- WHAT IS REQUIRED
From the listing below, pick out each line with the word "screenshot".

- DATA IN THIS EXERCISE
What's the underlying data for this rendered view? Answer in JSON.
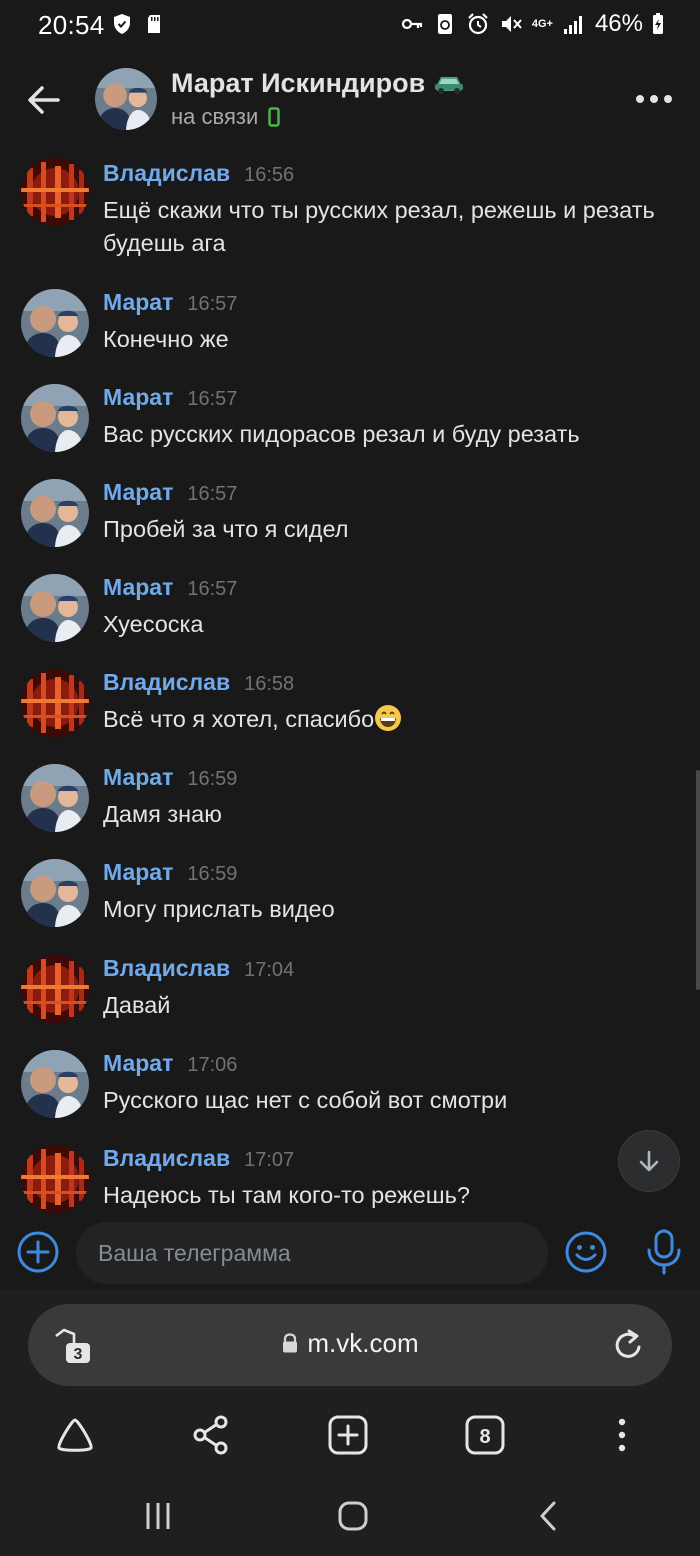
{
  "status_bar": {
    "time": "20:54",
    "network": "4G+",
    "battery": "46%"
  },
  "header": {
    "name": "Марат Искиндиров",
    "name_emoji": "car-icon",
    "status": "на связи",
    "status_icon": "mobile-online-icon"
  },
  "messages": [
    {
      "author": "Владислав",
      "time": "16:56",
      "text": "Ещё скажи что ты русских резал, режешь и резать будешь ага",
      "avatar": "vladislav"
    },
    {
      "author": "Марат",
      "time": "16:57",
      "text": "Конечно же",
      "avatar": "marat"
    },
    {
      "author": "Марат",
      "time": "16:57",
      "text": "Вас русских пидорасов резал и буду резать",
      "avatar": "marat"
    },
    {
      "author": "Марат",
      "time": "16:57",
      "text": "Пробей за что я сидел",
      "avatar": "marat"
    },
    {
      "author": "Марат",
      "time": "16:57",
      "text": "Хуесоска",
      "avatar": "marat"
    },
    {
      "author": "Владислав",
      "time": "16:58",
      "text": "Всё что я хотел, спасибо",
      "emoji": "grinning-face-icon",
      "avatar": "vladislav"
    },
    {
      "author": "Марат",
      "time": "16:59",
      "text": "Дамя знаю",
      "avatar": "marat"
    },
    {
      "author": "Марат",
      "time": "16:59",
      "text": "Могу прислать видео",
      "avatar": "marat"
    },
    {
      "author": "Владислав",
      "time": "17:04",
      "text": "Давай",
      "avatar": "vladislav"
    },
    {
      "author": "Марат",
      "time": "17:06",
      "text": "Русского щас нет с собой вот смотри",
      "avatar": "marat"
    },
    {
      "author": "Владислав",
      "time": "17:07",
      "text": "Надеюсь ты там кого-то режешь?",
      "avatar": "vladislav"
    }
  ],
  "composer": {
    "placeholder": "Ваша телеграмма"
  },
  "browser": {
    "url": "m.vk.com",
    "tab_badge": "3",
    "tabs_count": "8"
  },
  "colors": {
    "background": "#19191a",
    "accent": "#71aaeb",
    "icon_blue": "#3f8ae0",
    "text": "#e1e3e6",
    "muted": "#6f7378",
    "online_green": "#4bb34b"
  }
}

...

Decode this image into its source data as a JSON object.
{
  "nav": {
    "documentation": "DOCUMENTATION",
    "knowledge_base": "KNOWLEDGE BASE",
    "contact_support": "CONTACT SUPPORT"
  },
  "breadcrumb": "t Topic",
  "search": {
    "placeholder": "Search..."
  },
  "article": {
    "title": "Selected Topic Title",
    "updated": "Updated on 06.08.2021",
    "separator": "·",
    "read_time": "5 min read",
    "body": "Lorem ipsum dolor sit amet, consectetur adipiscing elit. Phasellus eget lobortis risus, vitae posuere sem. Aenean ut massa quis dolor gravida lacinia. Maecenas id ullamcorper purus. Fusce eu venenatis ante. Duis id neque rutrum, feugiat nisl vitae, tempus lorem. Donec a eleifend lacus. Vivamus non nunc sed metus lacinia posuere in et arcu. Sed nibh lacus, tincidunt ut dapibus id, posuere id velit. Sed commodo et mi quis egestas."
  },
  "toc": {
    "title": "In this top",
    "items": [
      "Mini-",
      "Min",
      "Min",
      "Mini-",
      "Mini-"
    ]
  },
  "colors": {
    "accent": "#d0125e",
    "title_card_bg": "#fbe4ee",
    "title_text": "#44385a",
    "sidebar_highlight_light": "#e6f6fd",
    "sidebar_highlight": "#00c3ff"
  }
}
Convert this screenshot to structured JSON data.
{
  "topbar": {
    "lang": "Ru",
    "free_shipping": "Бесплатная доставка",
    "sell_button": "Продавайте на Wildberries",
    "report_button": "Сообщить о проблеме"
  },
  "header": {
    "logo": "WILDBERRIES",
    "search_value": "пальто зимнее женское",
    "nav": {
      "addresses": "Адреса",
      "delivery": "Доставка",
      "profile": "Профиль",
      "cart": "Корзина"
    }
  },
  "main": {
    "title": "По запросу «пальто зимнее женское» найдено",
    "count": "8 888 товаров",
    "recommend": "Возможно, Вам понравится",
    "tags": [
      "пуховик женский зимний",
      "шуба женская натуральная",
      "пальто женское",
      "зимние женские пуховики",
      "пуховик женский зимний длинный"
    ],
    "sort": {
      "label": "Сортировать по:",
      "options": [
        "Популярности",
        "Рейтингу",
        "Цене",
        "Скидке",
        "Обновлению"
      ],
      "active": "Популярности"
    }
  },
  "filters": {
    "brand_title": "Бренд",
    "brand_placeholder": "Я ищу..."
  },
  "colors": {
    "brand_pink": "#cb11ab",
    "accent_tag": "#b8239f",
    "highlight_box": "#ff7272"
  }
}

...

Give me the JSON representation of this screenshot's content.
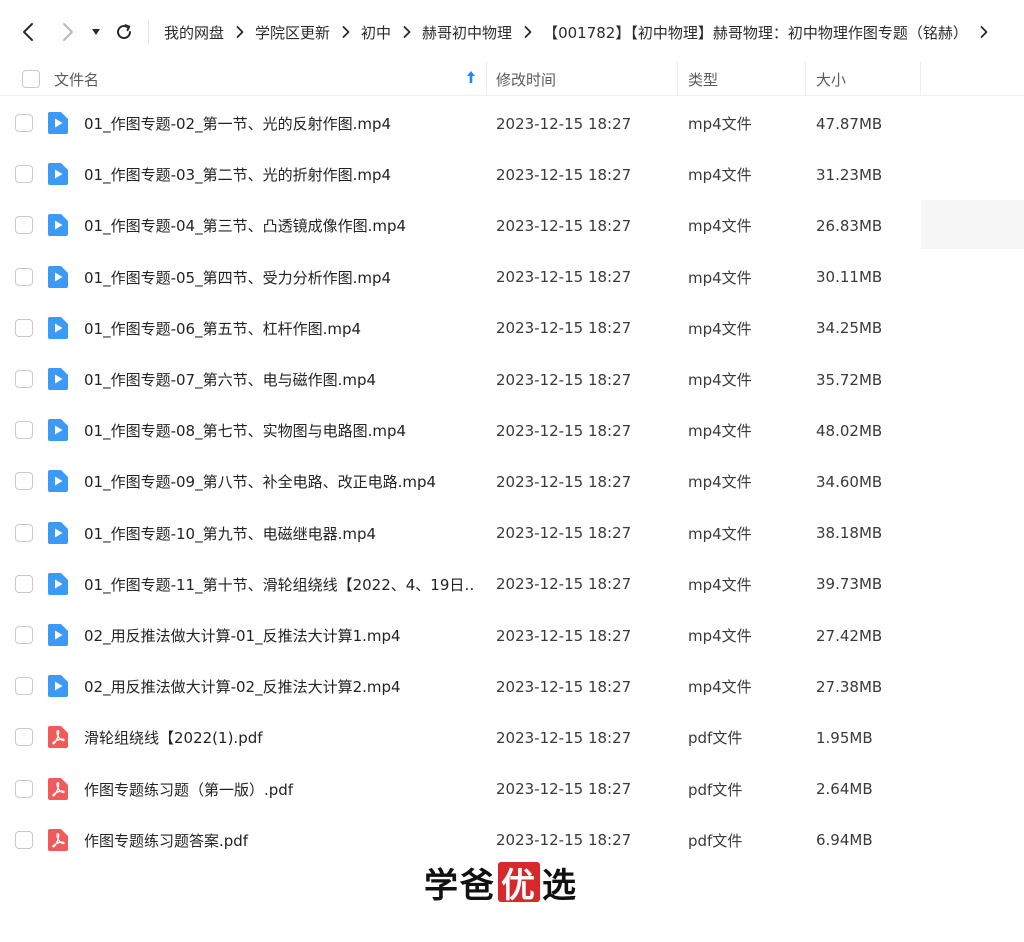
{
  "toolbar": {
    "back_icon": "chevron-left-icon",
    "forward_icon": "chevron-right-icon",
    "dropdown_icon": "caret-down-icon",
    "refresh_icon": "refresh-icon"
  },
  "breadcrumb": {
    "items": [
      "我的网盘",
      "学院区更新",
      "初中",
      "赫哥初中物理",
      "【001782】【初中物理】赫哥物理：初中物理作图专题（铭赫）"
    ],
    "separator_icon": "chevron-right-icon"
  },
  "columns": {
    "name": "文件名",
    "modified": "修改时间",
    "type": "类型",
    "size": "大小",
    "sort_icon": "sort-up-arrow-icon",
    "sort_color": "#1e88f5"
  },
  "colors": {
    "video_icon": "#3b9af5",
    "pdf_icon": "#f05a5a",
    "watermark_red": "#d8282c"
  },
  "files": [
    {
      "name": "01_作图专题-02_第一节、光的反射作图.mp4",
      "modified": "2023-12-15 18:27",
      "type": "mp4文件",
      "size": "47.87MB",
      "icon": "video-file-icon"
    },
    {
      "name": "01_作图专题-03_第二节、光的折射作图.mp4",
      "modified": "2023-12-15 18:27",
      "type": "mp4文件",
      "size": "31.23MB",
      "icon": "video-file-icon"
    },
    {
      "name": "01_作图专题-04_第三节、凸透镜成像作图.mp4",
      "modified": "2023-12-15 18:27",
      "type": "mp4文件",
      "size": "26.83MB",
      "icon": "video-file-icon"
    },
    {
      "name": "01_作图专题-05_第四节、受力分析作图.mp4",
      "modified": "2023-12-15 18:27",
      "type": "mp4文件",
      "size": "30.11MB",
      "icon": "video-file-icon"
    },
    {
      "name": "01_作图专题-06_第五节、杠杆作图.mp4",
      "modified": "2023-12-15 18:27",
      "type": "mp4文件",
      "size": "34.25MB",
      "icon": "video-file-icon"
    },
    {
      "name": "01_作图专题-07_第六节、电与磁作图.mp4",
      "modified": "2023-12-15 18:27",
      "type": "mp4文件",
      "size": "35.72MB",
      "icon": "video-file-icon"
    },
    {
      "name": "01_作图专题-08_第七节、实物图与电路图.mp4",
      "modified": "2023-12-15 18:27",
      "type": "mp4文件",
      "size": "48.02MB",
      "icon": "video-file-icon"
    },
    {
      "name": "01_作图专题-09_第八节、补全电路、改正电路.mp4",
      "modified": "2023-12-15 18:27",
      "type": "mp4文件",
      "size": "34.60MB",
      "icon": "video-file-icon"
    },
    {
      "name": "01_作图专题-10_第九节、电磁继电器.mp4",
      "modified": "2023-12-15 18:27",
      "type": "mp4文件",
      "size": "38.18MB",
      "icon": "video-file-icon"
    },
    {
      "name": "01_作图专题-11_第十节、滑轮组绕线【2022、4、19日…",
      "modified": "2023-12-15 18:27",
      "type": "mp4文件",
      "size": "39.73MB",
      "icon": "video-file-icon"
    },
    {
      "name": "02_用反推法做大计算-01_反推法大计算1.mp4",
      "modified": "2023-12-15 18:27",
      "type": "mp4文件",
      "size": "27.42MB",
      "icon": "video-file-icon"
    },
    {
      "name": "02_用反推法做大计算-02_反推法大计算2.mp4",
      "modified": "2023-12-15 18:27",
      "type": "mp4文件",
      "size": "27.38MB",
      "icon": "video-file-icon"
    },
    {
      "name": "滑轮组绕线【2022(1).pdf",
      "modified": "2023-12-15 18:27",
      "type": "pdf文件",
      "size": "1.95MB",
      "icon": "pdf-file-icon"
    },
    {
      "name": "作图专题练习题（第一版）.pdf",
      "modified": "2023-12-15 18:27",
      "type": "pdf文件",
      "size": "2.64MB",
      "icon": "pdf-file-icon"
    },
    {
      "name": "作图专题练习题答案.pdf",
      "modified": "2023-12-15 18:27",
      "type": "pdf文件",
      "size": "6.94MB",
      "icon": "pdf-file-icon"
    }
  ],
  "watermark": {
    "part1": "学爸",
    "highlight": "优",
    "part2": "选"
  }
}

- ANSWER BELOW
Convert this screenshot to structured JSON data.
Give me the JSON representation of this screenshot's content.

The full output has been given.